→ **What is required**
Locate every line that holds the string "Imperial" and copy it.

— Start of Data entries —

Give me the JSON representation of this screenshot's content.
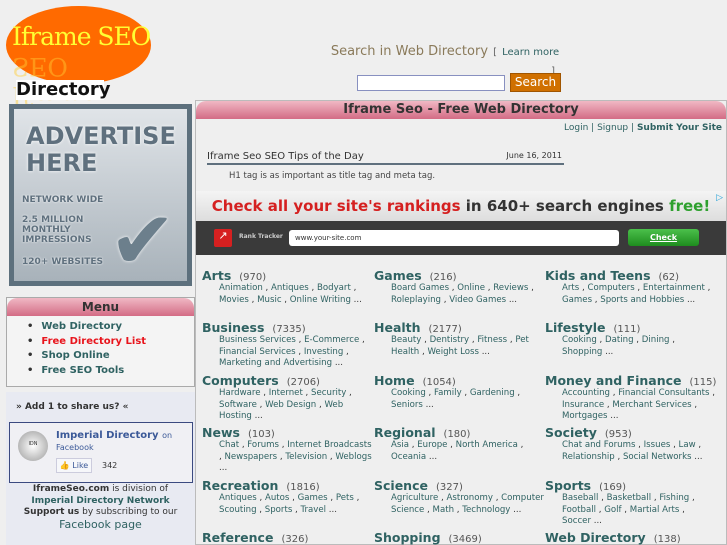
{
  "logo": {
    "title": "Iframe SEO",
    "subtitle": "Directory"
  },
  "search": {
    "label": "Search in Web Directory",
    "learn_more": "Learn more",
    "open_bracket": "[",
    "close_bracket": "]",
    "button": "Search",
    "value": ""
  },
  "advert": {
    "heading1": "ADVERTISE",
    "heading2": "HERE",
    "line1": "NETWORK WIDE",
    "line2": "2.5 MILLION",
    "line3": "MONTHLY",
    "line4": "IMPRESSIONS",
    "line5": "120+ WEBSITES"
  },
  "menu": {
    "title": "Menu",
    "items": [
      {
        "label": "Web Directory"
      },
      {
        "label": "Free Directory List"
      },
      {
        "label": "Shop Online"
      },
      {
        "label": "Free SEO Tools"
      }
    ]
  },
  "share": {
    "title": "» Add 1 to share us? «",
    "fb_name": "Imperial Directory",
    "fb_on": "on",
    "fb_facebook": "Facebook",
    "fb_avatar": "Imperial Directory Network",
    "like": "Like",
    "like_count": "342",
    "info1_b": "IframeSeo.com",
    "info1": " is division of",
    "info2": "Imperial Directory Network",
    "info3_b": "Support us",
    "info3": " by subscribing to our",
    "info4": "Facebook page"
  },
  "main": {
    "title": "Iframe Seo - Free Web Directory",
    "login": "Login",
    "signup": "Signup",
    "submit": "Submit Your Site",
    "sep": "|",
    "tip_title": "Iframe Seo SEO Tips of the Day",
    "tip_date": "June 16, 2011",
    "tip_text": "H1 tag is as important as title tag and meta tag."
  },
  "ad": {
    "red": "Check all your site's rankings",
    "mid": " in 640+ search engines ",
    "green": "free!",
    "brand": "Rank Tracker",
    "input": "www.your-site.com",
    "button": "Check"
  },
  "categories": [
    {
      "name": "Arts",
      "count": "(970)",
      "subs": [
        "Animation",
        "Antiques",
        "Bodyart",
        "Movies",
        "Music",
        "Online Writing"
      ]
    },
    {
      "name": "Games",
      "count": "(216)",
      "subs": [
        "Board Games",
        "Online",
        "Reviews",
        "Roleplaying",
        "Video Games"
      ]
    },
    {
      "name": "Kids and Teens",
      "count": "(62)",
      "subs": [
        "Arts",
        "Computers",
        "Entertainment",
        "Games",
        "Sports and Hobbies"
      ]
    },
    {
      "name": "Business",
      "count": "(7335)",
      "subs": [
        "Business Services",
        "E-Commerce",
        "Financial Services",
        "Investing",
        "Marketing and Advertising"
      ]
    },
    {
      "name": "Health",
      "count": "(2177)",
      "subs": [
        "Beauty",
        "Dentistry",
        "Fitness",
        "Pet Health",
        "Weight Loss"
      ]
    },
    {
      "name": "Lifestyle",
      "count": "(111)",
      "subs": [
        "Cooking",
        "Dating",
        "Dining",
        "Shopping"
      ]
    },
    {
      "name": "Computers",
      "count": "(2706)",
      "subs": [
        "Hardware",
        "Internet",
        "Security",
        "Software",
        "Web Design",
        "Web Hosting"
      ]
    },
    {
      "name": "Home",
      "count": "(1054)",
      "subs": [
        "Cooking",
        "Family",
        "Gardening",
        "Seniors"
      ]
    },
    {
      "name": "Money and Finance",
      "count": "(115)",
      "subs": [
        "Accounting",
        "Financial Consultants",
        "Insurance",
        "Merchant Services",
        "Mortgages"
      ]
    },
    {
      "name": "News",
      "count": "(103)",
      "subs": [
        "Chat",
        "Forums",
        "Internet Broadcasts",
        "Newspapers",
        "Television",
        "Weblogs"
      ]
    },
    {
      "name": "Regional",
      "count": "(180)",
      "subs": [
        "Asia",
        "Europe",
        "North America",
        "Oceania"
      ]
    },
    {
      "name": "Society",
      "count": "(953)",
      "subs": [
        "Chat and Forums",
        "Issues",
        "Law",
        "Relationship",
        "Social Networks"
      ]
    },
    {
      "name": "Recreation",
      "count": "(1816)",
      "subs": [
        "Antiques",
        "Autos",
        "Games",
        "Pets",
        "Scouting",
        "Sports",
        "Travel"
      ]
    },
    {
      "name": "Science",
      "count": "(327)",
      "subs": [
        "Agriculture",
        "Astronomy",
        "Computer Science",
        "Math",
        "Technology"
      ]
    },
    {
      "name": "Sports",
      "count": "(169)",
      "subs": [
        "Baseball",
        "Basketball",
        "Fishing",
        "Football",
        "Golf",
        "Martial Arts",
        "Soccer"
      ]
    },
    {
      "name": "Reference",
      "count": "(326)",
      "subs": []
    },
    {
      "name": "Shopping",
      "count": "(3469)",
      "subs": []
    },
    {
      "name": "Web Directory",
      "count": "(138)",
      "subs": []
    }
  ],
  "ellipsis": "..."
}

— End of Data entries —

→ **Task solution**
    "fb_name": "Imperial Directory",
    "fb_avatar": "Imperial Directory Network",
    "info2": "Imperial Directory Network",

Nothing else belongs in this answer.